Records for processing =

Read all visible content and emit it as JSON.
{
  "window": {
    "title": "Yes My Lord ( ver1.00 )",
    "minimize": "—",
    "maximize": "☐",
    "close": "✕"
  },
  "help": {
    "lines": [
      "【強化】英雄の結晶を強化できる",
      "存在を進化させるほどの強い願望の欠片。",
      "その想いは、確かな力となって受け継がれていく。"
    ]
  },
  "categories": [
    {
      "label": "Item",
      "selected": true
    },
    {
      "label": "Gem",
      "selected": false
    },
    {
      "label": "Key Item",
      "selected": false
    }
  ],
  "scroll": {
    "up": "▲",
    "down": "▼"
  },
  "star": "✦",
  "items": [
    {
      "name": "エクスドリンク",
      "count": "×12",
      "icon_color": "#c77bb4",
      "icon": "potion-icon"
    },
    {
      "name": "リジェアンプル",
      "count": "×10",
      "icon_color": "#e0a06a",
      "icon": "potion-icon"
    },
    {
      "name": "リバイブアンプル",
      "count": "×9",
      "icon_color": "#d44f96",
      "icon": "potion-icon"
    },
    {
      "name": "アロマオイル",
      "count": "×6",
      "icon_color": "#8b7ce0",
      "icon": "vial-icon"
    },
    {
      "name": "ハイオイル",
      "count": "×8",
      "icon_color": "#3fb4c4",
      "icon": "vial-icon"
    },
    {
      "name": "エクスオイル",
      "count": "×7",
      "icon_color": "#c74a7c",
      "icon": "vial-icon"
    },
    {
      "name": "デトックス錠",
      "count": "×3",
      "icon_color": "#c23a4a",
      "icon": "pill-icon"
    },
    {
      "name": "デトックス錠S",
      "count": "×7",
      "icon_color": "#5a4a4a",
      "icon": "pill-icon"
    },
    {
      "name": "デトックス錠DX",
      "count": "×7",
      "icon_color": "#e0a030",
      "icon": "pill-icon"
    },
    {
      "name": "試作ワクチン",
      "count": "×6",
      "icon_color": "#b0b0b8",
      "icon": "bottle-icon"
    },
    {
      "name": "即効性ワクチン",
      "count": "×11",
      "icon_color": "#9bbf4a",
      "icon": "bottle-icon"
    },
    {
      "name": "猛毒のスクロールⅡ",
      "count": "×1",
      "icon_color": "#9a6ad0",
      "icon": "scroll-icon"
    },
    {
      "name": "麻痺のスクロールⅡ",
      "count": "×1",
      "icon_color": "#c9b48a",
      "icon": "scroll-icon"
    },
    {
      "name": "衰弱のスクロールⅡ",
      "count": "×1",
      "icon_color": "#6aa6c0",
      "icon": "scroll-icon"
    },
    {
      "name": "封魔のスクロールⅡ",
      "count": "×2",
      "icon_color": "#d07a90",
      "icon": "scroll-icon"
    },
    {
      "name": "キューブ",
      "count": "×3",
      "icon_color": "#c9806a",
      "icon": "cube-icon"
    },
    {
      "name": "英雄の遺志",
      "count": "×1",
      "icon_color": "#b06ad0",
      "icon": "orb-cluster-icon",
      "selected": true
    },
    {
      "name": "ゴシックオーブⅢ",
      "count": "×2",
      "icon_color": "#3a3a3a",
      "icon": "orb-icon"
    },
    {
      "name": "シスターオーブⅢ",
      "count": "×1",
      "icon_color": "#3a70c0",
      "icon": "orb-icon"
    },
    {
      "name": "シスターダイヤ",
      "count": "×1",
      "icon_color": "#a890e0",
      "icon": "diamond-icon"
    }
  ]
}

What you need to do = Produce an exact copy of every entry above.

Answer for the task =
Read all visible content and emit it as JSON.
{
  "window": {
    "title": "Yes My Lord ( ver1.00 )",
    "minimize": "—",
    "maximize": "☐",
    "close": "✕"
  },
  "help": {
    "lines": [
      "【強化】英雄の結晶を強化できる",
      "存在を進化させるほどの強い願望の欠片。",
      "その想いは、確かな力となって受け継がれていく。"
    ]
  },
  "categories": [
    {
      "label": "Item",
      "selected": true
    },
    {
      "label": "Gem",
      "selected": false
    },
    {
      "label": "Key Item",
      "selected": false
    }
  ],
  "scroll": {
    "up": "▲",
    "down": "▼"
  },
  "star": "✦",
  "items": [
    {
      "name": "エクスドリンク",
      "count": "×12",
      "icon_color": "#c77bb4",
      "icon": "potion-icon"
    },
    {
      "name": "リジェアンプル",
      "count": "×10",
      "icon_color": "#e0a06a",
      "icon": "potion-icon"
    },
    {
      "name": "リバイブアンプル",
      "count": "×9",
      "icon_color": "#d44f96",
      "icon": "potion-icon"
    },
    {
      "name": "アロマオイル",
      "count": "×6",
      "icon_color": "#8b7ce0",
      "icon": "vial-icon"
    },
    {
      "name": "ハイオイル",
      "count": "×8",
      "icon_color": "#3fb4c4",
      "icon": "vial-icon"
    },
    {
      "name": "エクスオイル",
      "count": "×7",
      "icon_color": "#c74a7c",
      "icon": "vial-icon"
    },
    {
      "name": "デトックス錠",
      "count": "×3",
      "icon_color": "#c23a4a",
      "icon": "pill-icon"
    },
    {
      "name": "デトックス錠S",
      "count": "×7",
      "icon_color": "#5a4a4a",
      "icon": "pill-icon"
    },
    {
      "name": "デトックス錠DX",
      "count": "×7",
      "icon_color": "#e0a030",
      "icon": "pill-icon"
    },
    {
      "name": "試作ワクチン",
      "count": "×6",
      "icon_color": "#b0b0b8",
      "icon": "bottle-icon"
    },
    {
      "name": "即効性ワクチン",
      "count": "×11",
      "icon_color": "#9bbf4a",
      "icon": "bottle-icon"
    },
    {
      "name": "猛毒のスクロールⅡ",
      "count": "×1",
      "icon_color": "#9a6ad0",
      "icon": "scroll-icon"
    },
    {
      "name": "麻痺のスクロールⅡ",
      "count": "×1",
      "icon_color": "#c9b48a",
      "icon": "scroll-icon"
    },
    {
      "name": "衰弱のスクロールⅡ",
      "count": "×1",
      "icon_color": "#6aa6c0",
      "icon": "scroll-icon"
    },
    {
      "name": "封魔のスクロールⅡ",
      "count": "×2",
      "icon_color": "#d07a90",
      "icon": "scroll-icon"
    },
    {
      "name": "キューブ",
      "count": "×3",
      "icon_color": "#c9806a",
      "icon": "cube-icon"
    },
    {
      "name": "英雄の遺志",
      "count": "×1",
      "icon_color": "#b06ad0",
      "icon": "orb-cluster-icon",
      "selected": true
    },
    {
      "name": "ゴシックオーブⅢ",
      "count": "×2",
      "icon_color": "#3a3a3a",
      "icon": "orb-icon"
    },
    {
      "name": "シスターオーブⅢ",
      "count": "×1",
      "icon_color": "#3a70c0",
      "icon": "orb-icon"
    },
    {
      "name": "シスターダイヤ",
      "count": "×1",
      "icon_color": "#a890e0",
      "icon": "diamond-icon"
    }
  ]
}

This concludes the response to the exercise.